BEGIN Dataset
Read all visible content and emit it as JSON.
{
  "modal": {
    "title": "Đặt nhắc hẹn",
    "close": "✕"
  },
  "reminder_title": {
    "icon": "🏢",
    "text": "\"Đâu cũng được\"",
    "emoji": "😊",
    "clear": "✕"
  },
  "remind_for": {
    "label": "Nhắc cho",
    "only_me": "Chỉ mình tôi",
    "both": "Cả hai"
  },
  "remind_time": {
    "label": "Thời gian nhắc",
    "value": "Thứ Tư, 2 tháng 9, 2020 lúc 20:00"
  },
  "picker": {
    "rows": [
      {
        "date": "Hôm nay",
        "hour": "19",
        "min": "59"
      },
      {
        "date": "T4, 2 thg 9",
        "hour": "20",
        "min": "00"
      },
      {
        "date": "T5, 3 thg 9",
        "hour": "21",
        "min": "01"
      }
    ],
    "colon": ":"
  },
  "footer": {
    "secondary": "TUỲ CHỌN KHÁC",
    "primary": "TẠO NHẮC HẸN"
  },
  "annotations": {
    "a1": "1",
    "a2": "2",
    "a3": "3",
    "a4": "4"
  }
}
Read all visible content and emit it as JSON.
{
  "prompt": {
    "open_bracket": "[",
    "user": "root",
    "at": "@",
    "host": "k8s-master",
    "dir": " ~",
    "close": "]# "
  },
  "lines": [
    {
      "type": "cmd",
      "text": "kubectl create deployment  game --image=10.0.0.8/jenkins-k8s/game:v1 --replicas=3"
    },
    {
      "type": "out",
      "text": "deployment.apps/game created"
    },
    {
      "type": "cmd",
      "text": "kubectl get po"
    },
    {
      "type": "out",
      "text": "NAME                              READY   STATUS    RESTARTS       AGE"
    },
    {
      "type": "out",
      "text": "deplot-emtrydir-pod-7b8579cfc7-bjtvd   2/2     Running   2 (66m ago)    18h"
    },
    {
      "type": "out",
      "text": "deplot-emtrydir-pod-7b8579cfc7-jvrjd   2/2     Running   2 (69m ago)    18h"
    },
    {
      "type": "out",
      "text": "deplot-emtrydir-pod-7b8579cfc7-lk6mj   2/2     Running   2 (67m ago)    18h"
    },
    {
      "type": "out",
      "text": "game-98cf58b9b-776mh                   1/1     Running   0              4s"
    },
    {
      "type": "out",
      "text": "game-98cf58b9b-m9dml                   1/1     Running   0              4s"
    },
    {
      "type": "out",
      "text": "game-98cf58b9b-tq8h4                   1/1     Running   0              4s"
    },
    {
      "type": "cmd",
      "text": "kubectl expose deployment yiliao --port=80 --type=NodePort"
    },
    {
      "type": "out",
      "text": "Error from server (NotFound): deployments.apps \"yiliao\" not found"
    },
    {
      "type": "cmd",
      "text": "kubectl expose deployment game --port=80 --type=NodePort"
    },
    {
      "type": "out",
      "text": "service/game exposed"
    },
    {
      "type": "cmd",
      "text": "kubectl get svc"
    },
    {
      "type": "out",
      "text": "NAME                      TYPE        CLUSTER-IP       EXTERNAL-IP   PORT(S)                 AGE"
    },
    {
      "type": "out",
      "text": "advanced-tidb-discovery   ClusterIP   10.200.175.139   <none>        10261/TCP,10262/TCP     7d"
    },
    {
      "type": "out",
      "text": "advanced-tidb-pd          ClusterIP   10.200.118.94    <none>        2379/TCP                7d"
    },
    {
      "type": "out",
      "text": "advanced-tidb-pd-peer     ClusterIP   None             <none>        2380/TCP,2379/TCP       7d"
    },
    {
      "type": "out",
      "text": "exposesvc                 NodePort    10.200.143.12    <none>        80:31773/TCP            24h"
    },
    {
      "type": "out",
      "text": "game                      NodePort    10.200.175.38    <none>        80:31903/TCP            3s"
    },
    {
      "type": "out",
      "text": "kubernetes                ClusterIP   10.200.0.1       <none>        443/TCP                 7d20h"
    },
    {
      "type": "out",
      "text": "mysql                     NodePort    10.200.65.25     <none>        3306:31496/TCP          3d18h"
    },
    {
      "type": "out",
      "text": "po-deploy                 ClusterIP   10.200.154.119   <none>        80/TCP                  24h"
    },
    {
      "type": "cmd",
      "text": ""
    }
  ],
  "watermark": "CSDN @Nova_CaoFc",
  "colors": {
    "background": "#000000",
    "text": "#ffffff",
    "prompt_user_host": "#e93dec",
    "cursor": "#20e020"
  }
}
END Dataset
Task = Identify the lines in the entries above that contain "emtrydir", then copy them out.

Complete response =
      "text": "deplot-emtrydir-pod-7b8579cfc7-bjtvd   2/2     Running   2 (66m ago)    18h"
      "text": "deplot-emtrydir-pod-7b8579cfc7-jvrjd   2/2     Running   2 (69m ago)    18h"
      "text": "deplot-emtrydir-pod-7b8579cfc7-lk6mj   2/2     Running   2 (67m ago)    18h"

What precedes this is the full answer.